Begin LISTED ENTRIES

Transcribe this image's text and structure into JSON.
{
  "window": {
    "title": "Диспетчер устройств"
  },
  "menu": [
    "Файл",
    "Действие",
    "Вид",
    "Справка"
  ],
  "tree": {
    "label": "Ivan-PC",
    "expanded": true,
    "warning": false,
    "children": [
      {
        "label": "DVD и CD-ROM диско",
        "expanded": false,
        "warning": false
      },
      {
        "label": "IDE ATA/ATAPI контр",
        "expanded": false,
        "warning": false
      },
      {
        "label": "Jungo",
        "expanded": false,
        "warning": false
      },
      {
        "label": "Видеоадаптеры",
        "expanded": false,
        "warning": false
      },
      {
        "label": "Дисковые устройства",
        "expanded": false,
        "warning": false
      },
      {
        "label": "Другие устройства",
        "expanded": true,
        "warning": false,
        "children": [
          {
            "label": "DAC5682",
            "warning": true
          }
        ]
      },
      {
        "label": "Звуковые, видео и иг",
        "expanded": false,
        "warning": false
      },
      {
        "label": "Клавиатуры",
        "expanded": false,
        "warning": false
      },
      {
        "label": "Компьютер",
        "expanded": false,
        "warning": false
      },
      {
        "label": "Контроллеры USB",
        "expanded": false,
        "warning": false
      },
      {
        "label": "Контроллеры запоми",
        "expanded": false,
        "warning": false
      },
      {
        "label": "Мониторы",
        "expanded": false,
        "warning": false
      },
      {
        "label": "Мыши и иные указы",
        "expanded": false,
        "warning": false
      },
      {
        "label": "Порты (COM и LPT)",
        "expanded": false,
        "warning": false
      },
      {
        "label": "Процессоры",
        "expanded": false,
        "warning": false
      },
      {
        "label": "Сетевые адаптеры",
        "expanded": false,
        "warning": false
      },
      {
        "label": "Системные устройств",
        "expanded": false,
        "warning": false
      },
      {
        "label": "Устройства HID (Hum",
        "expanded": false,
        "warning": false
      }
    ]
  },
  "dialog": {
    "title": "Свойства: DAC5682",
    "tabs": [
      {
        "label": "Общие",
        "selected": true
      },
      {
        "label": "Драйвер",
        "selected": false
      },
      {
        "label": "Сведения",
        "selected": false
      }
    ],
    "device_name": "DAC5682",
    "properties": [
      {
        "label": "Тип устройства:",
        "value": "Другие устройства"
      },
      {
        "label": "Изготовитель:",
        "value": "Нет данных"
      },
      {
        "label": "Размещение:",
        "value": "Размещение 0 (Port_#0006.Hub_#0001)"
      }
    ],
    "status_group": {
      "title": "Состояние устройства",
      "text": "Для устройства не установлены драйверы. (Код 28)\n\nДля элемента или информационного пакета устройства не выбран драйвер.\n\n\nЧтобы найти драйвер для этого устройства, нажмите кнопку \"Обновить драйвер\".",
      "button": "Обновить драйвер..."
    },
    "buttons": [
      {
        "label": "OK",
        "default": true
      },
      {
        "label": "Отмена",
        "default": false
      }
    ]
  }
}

End LISTED ENTRIES

GIVEN EXERCISE:
Select, from the listing, all lines that include the word "Контроллеры".

RESPONSE TO THE EXERCISE:
        "label": "Контроллеры USB",
        "label": "Контроллеры запоми",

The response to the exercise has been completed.